Problem description → Reproduce every entry in the listing without alteration.

Extracted entries →
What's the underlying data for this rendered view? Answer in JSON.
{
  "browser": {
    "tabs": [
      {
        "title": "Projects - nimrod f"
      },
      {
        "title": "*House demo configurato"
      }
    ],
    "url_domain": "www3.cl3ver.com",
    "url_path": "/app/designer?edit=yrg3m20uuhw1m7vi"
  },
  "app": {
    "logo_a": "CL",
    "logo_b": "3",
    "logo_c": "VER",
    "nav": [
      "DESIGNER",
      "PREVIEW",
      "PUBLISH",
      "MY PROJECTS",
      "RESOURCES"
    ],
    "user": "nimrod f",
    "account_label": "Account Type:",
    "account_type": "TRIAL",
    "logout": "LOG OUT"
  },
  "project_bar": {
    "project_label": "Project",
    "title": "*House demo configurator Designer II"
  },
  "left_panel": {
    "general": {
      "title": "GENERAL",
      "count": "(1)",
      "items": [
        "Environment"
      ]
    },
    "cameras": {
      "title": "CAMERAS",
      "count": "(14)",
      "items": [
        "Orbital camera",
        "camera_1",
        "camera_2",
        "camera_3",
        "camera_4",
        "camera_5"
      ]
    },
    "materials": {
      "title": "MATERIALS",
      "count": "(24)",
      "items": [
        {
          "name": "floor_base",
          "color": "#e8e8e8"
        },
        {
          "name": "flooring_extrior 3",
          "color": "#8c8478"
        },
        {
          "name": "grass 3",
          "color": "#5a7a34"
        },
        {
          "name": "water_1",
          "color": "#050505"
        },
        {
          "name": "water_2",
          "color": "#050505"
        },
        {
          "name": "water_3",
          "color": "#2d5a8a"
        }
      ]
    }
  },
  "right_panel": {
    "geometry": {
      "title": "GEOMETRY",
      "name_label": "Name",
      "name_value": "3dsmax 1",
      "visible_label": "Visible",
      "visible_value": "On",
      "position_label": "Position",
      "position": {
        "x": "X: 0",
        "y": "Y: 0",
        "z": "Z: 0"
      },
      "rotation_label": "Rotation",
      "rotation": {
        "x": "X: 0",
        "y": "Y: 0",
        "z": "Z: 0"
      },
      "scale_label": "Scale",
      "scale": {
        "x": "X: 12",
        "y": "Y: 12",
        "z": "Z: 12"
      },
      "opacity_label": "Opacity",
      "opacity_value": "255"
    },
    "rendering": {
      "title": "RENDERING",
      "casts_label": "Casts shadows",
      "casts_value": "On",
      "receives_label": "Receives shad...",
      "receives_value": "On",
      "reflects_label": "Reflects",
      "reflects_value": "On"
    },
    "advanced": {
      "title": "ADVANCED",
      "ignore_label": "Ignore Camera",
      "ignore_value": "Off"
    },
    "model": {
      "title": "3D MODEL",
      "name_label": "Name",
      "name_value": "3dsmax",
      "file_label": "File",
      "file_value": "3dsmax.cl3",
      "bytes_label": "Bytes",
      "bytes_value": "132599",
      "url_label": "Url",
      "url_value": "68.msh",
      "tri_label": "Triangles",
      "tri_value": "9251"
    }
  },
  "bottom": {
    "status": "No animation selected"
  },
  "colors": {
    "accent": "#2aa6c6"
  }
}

The result →
What's the underlying data for this rendered view? Answer in JSON.
{
  "browser": {
    "tabs": [
      {
        "title": "Projects - nimrod f"
      },
      {
        "title": "*House demo configurato"
      }
    ],
    "url_domain": "www3.cl3ver.com",
    "url_path": "/app/designer?edit=yrg3m20uuhw1m7vi"
  },
  "app": {
    "logo_a": "CL",
    "logo_b": "3",
    "logo_c": "VER",
    "nav": [
      "DESIGNER",
      "PREVIEW",
      "PUBLISH",
      "MY PROJECTS",
      "RESOURCES"
    ],
    "user": "nimrod f",
    "account_label": "Account Type:",
    "account_type": "TRIAL",
    "logout": "LOG OUT"
  },
  "project_bar": {
    "project_label": "Project",
    "title": "*House demo configurator Designer II"
  },
  "left_panel": {
    "general": {
      "title": "GENERAL",
      "count": "(1)",
      "items": [
        "Environment"
      ]
    },
    "cameras": {
      "title": "CAMERAS",
      "count": "(14)",
      "items": [
        "Orbital camera",
        "camera_1",
        "camera_2",
        "camera_3",
        "camera_4",
        "camera_5"
      ]
    },
    "materials": {
      "title": "MATERIALS",
      "count": "(24)",
      "items": [
        {
          "name": "floor_base",
          "color": "#e8e8e8"
        },
        {
          "name": "flooring_extrior 3",
          "color": "#8c8478"
        },
        {
          "name": "grass 3",
          "color": "#5a7a34"
        },
        {
          "name": "water_1",
          "color": "#050505"
        },
        {
          "name": "water_2",
          "color": "#050505"
        },
        {
          "name": "water_3",
          "color": "#2d5a8a"
        }
      ]
    }
  },
  "right_panel": {
    "geometry": {
      "title": "GEOMETRY",
      "name_label": "Name",
      "name_value": "3dsmax 1",
      "visible_label": "Visible",
      "visible_value": "On",
      "position_label": "Position",
      "position": {
        "x": "X: 0",
        "y": "Y: 0",
        "z": "Z: 0"
      },
      "rotation_label": "Rotation",
      "rotation": {
        "x": "X: 0",
        "y": "Y: 0",
        "z": "Z: 0"
      },
      "scale_label": "Scale",
      "scale": {
        "x": "X: 12",
        "y": "Y: 12",
        "z": "Z: 12"
      },
      "opacity_label": "Opacity",
      "opacity_value": "255"
    },
    "rendering": {
      "title": "RENDERING",
      "casts_label": "Casts shadows",
      "casts_value": "On",
      "receives_label": "Receives shad...",
      "receives_value": "On",
      "reflects_label": "Reflects",
      "reflects_value": "On"
    },
    "advanced": {
      "title": "ADVANCED",
      "ignore_label": "Ignore Camera",
      "ignore_value": "Off"
    },
    "model": {
      "title": "3D MODEL",
      "name_label": "Name",
      "name_value": "3dsmax",
      "file_label": "File",
      "file_value": "3dsmax.cl3",
      "bytes_label": "Bytes",
      "bytes_value": "132599",
      "url_label": "Url",
      "url_value": "68.msh",
      "tri_label": "Triangles",
      "tri_value": "9251"
    }
  },
  "bottom": {
    "status": "No animation selected"
  },
  "colors": {
    "accent": "#2aa6c6"
  }
}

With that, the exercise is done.